* [PROVIDED DATA]

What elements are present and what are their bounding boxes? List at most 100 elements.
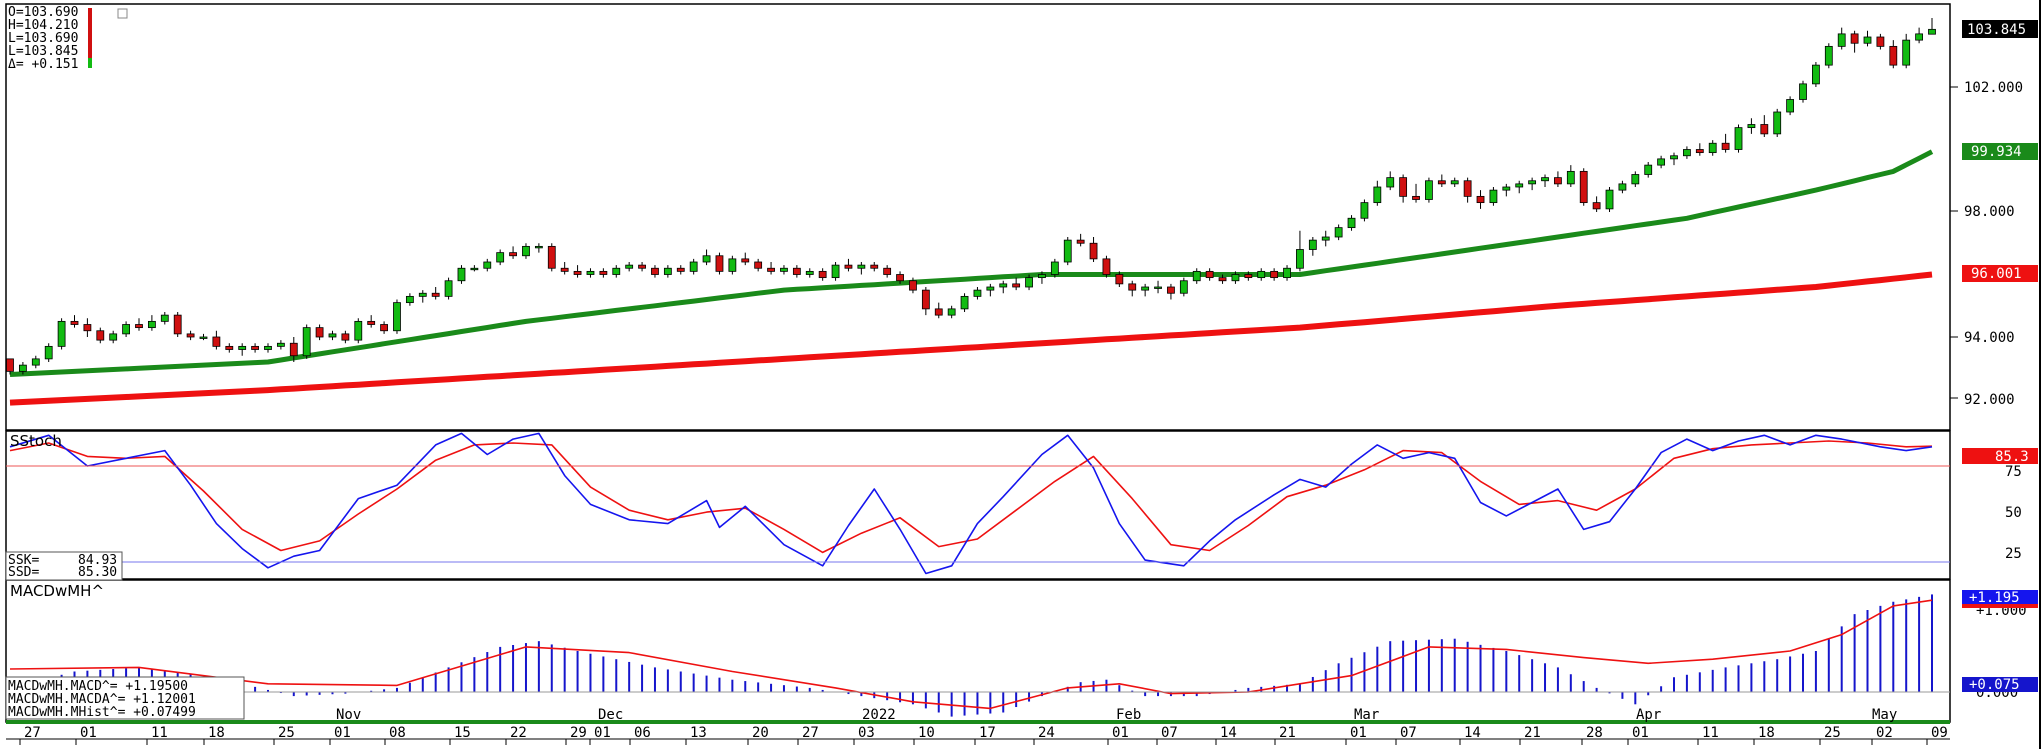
ohlc-change: Δ= +0.151 (8, 57, 78, 72)
candle-body (961, 296, 968, 309)
stoch-tag-text: 85.3 (1995, 449, 2029, 465)
candle-body (497, 253, 504, 262)
candle-body (1219, 278, 1226, 281)
candle-body (1335, 228, 1342, 237)
candle-body (1309, 240, 1316, 249)
candle (729, 256, 736, 275)
candle-body (1438, 181, 1445, 184)
candle-body (329, 334, 336, 337)
candle-body (1916, 34, 1923, 40)
candle-body (1064, 240, 1071, 262)
macd-readout-mhist: MACDwMH.MHist^= +0.07499 (8, 705, 196, 720)
candle-body (1593, 203, 1600, 209)
candle-body (1103, 259, 1110, 275)
stoch-tag: 85.3 (1962, 448, 2038, 465)
candle-body (639, 265, 646, 268)
candle-body (806, 271, 813, 274)
candle-body (1142, 287, 1149, 290)
x-day-label: 01 (80, 725, 97, 741)
x-day-label: 01 (594, 725, 611, 741)
candle-body (858, 265, 865, 268)
last-price-tag-text: 103.845 (1967, 22, 2026, 38)
candle-body (768, 268, 775, 271)
candle-body (1903, 40, 1910, 65)
price-tick-94: 94.000 (1964, 330, 2015, 346)
x-day-label: 13 (690, 725, 707, 741)
candle-body (1619, 184, 1626, 190)
macd-value-tag-text: +1.195 (1969, 590, 2020, 606)
ssd-label: SSD= (8, 565, 39, 580)
candle-body (548, 246, 555, 268)
candle-body (1180, 281, 1187, 294)
x-day-label: 09 (1931, 725, 1948, 741)
candle-body (742, 259, 749, 262)
stoch-title: SStoch (10, 432, 62, 450)
candle-body (987, 287, 994, 290)
candle-body (1851, 34, 1858, 43)
candle-body (1038, 275, 1045, 278)
candle-body (239, 346, 246, 349)
candle-body (1516, 184, 1523, 187)
candle-body (1271, 271, 1278, 277)
candle-body (1013, 284, 1020, 287)
candle-body (200, 337, 207, 339)
candle-body (1155, 287, 1162, 289)
candle-body (871, 265, 878, 268)
x-month-label: Mar (1354, 707, 1379, 723)
candle-body (703, 256, 710, 262)
candle-body (1000, 284, 1007, 287)
candle (1580, 168, 1587, 206)
candle-body (213, 337, 220, 346)
candle-body (226, 346, 233, 349)
candle-body (1232, 275, 1239, 281)
candle-body (1890, 46, 1897, 65)
x-day-label: 07 (1400, 725, 1417, 741)
candle-body (535, 246, 542, 248)
candle-body (1748, 125, 1755, 128)
candle-body (342, 334, 349, 340)
x-day-label: 28 (1586, 725, 1603, 741)
candle (1425, 178, 1432, 203)
candle (1361, 200, 1368, 222)
candle-body (1812, 65, 1819, 84)
candle-body (780, 268, 787, 271)
x-month-label: Feb (1116, 707, 1141, 723)
macd-readout: MACDwMH.MACD^= +1.19500 MACDwMH.MACDA^= … (6, 677, 244, 720)
candle-body (1632, 175, 1639, 184)
x-month-label: Apr (1636, 707, 1661, 723)
candle-body (264, 346, 271, 349)
ma-fast-tag-text: 99.934 (1971, 144, 2022, 160)
candle-body (1825, 46, 1832, 65)
candle (58, 318, 65, 349)
candle-body (832, 265, 839, 278)
candle-body (1206, 271, 1213, 277)
x-day-label: 21 (1279, 725, 1296, 741)
candle (174, 312, 181, 337)
candle (1490, 187, 1497, 206)
macd-hist-tag-text: +0.075 (1969, 677, 2020, 693)
candle-body (819, 271, 826, 277)
x-day-label: 11 (151, 725, 168, 741)
candle-body (484, 262, 491, 268)
candle-body (510, 253, 517, 256)
candle-body (935, 309, 942, 315)
candle-body (1554, 178, 1561, 184)
candle-body (97, 331, 104, 340)
candle (1051, 259, 1058, 278)
last-price-tag: 103.845 (1962, 20, 2038, 38)
candle (393, 300, 400, 334)
candle-body (690, 262, 697, 271)
candle-body (1077, 240, 1084, 243)
candle-body (1387, 178, 1394, 187)
stoch-tick-25: 25 (2005, 546, 2022, 562)
candle-body (1709, 143, 1716, 152)
candle-body (1245, 275, 1252, 278)
candle-body (587, 271, 594, 274)
candle-body (1413, 196, 1420, 199)
x-day-label: 24 (1038, 725, 1055, 741)
stoch-y-axis: 75 50 25 (2005, 464, 2022, 562)
candle-body (1645, 165, 1652, 174)
x-day-label: 11 (1702, 725, 1719, 741)
panel-menu-icon[interactable] (118, 9, 127, 18)
candle-body (1167, 287, 1174, 293)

* [TASK DETAILS] Lay out every line of the item above as a Markdown table with two columns, Row and Line, numbering each row and skipping blank lines. Leave the pictures out of the table.

* [THE OUTPUT]
| Row | Line |
|---|---|
| 1 | What elements are present and what are their bounding boxes? List at most 100 elements. |
| 2 | ohlc-change: Δ= +0.151 (8, 57, 78, 72) |
| 3 | candle-body (961, 296, 968, 309) |
| 4 | stoch-tag-text: 85.3 (1995, 449, 2029, 465) |
| 5 | candle-body (497, 253, 504, 262) |
| 6 | candle-body (1219, 278, 1226, 281) |
| 7 | candle-body (1335, 228, 1342, 237) |
| 8 | candle-body (1309, 240, 1316, 249) |
| 9 | candle (729, 256, 736, 275) |
| 10 | candle-body (1438, 181, 1445, 184) |
| 11 | candle-body (329, 334, 336, 337) |
| 12 | candle-body (1916, 34, 1923, 40) |
| 13 | candle-body (1064, 240, 1071, 262) |
| 14 | macd-readout-mhist: MACDwMH.MHist^= +0.07499 (8, 705, 196, 720) |
| 15 | candle-body (1593, 203, 1600, 209) |
| 16 | candle-body (1103, 259, 1110, 275) |
| 17 | stoch-tag: 85.3 (1962, 448, 2038, 465) |
| 18 | candle-body (639, 265, 646, 268) |
| 19 | candle-body (806, 271, 813, 274) |
| 20 | candle-body (1142, 287, 1149, 290) |
| 21 | x-day-label: 01 (80, 725, 97, 741) |
| 22 | x-day-label: 01 (594, 725, 611, 741) |
| 23 | candle-body (858, 265, 865, 268) |
| 24 | last-price-tag-text: 103.845 (1967, 22, 2026, 38) |
| 25 | candle-body (768, 268, 775, 271) |
| 26 | candle-body (1903, 40, 1910, 65) |
| 27 | price-tick-94: 94.000 (1964, 330, 2015, 346) |
| 28 | x-day-label: 13 (690, 725, 707, 741) |
| 29 | candle-body (1619, 184, 1626, 190) |
| 30 | macd-value-tag-text: +1.195 (1969, 590, 2020, 606) |
| 31 | ssd-label: SSD= (8, 565, 39, 580) |
| 32 | candle-body (548, 246, 555, 268) |
| 33 | candle-body (1180, 281, 1187, 294) |
| 34 | x-day-label: 09 (1931, 725, 1948, 741) |
| 35 | candle-body (742, 259, 749, 262) |
| 36 | stoch-title: SStoch (10, 432, 62, 450) |
| 37 | candle-body (987, 287, 994, 290) |
| 38 | candle-body (1851, 34, 1858, 43) |
| 39 | candle-body (1038, 275, 1045, 278) |
| 40 | candle-body (239, 346, 246, 349) |
| 41 | candle-body (1516, 184, 1523, 187) |
| 42 | candle-body (1271, 271, 1278, 277) |
| 43 | candle-body (1013, 284, 1020, 287) |
| 44 | candle-body (200, 337, 207, 339) |
| 45 | candle-body (1155, 287, 1162, 289) |
| 46 | candle-body (871, 265, 878, 268) |
| 47 | x-month-label: Mar (1354, 707, 1379, 723) |
| 48 | candle-body (703, 256, 710, 262) |
| 49 | candle-body (1000, 284, 1007, 287) |
| 50 | candle (1580, 168, 1587, 206) |
| 51 | candle-body (213, 337, 220, 346) |
| 52 | candle-body (226, 346, 233, 349) |
| 53 | candle-body (1232, 275, 1239, 281) |
| 54 | candle-body (1890, 46, 1897, 65) |
| 55 | x-day-label: 07 (1400, 725, 1417, 741) |
| 56 | candle-body (535, 246, 542, 248) |
| 57 | candle-body (1748, 125, 1755, 128) |
| 58 | candle-body (342, 334, 349, 340) |
| 59 | x-day-label: 28 (1586, 725, 1603, 741) |
| 60 | candle (1425, 178, 1432, 203) |
| 61 | candle (1361, 200, 1368, 222) |
| 62 | candle-body (1812, 65, 1819, 84) |
| 63 | candle-body (780, 268, 787, 271) |
| 64 | x-month-label: Feb (1116, 707, 1141, 723) |
| 65 | macd-readout: MACDwMH.MACD^= +1.19500 MACDwMH.MACDA^= … (6, 677, 244, 720) |
| 66 | candle-body (1632, 175, 1639, 184) |
| 67 | x-month-label: Apr (1636, 707, 1661, 723) |
| 68 | candle-body (264, 346, 271, 349) |
| 69 | ma-fast-tag-text: 99.934 (1971, 144, 2022, 160) |
| 70 | candle-body (1825, 46, 1832, 65) |
| 71 | candle (58, 318, 65, 349) |
| 72 | candle-body (832, 265, 839, 278) |
| 73 | candle-body (1206, 271, 1213, 277) |
| 74 | x-day-label: 21 (1279, 725, 1296, 741) |
| 75 | candle (174, 312, 181, 337) |
| 76 | candle (1490, 187, 1497, 206) |
| 77 | macd-hist-tag-text: +0.075 (1969, 677, 2020, 693) |
| 78 | candle-body (819, 271, 826, 277) |
| 79 | x-day-label: 11 (151, 725, 168, 741) |
| 80 | candle-body (484, 262, 491, 268) |
| 81 | candle-body (510, 253, 517, 256) |
| 82 | candle-body (935, 309, 942, 315) |
| 83 | candle-body (1554, 178, 1561, 184) |
| 84 | candle-body (97, 331, 104, 340) |
| 85 | candle (1051, 259, 1058, 278) |
| 86 | last-price-tag: 103.845 (1962, 20, 2038, 38) |
| 87 | candle (393, 300, 400, 334) |
| 88 | candle-body (690, 262, 697, 271) |
| 89 | candle-body (1077, 240, 1084, 243) |
| 90 | candle-body (1387, 178, 1394, 187) |
| 91 | stoch-tick-25: 25 (2005, 546, 2022, 562) |
| 92 | candle-body (1709, 143, 1716, 152) |
| 93 | candle-body (1245, 275, 1252, 278) |
| 94 | candle-body (587, 271, 594, 274) |
| 95 | candle-body (1413, 196, 1420, 199) |
| 96 | x-day-label: 24 (1038, 725, 1055, 741) |
| 97 | stoch-y-axis: 75 50 25 (2005, 464, 2022, 562) |
| 98 | candle-body (1645, 165, 1652, 174) |
| 99 | x-day-label: 11 (1702, 725, 1719, 741) |
| 100 | panel-menu-icon[interactable] (118, 9, 127, 18) |
| 101 | candle-body (1167, 287, 1174, 293) |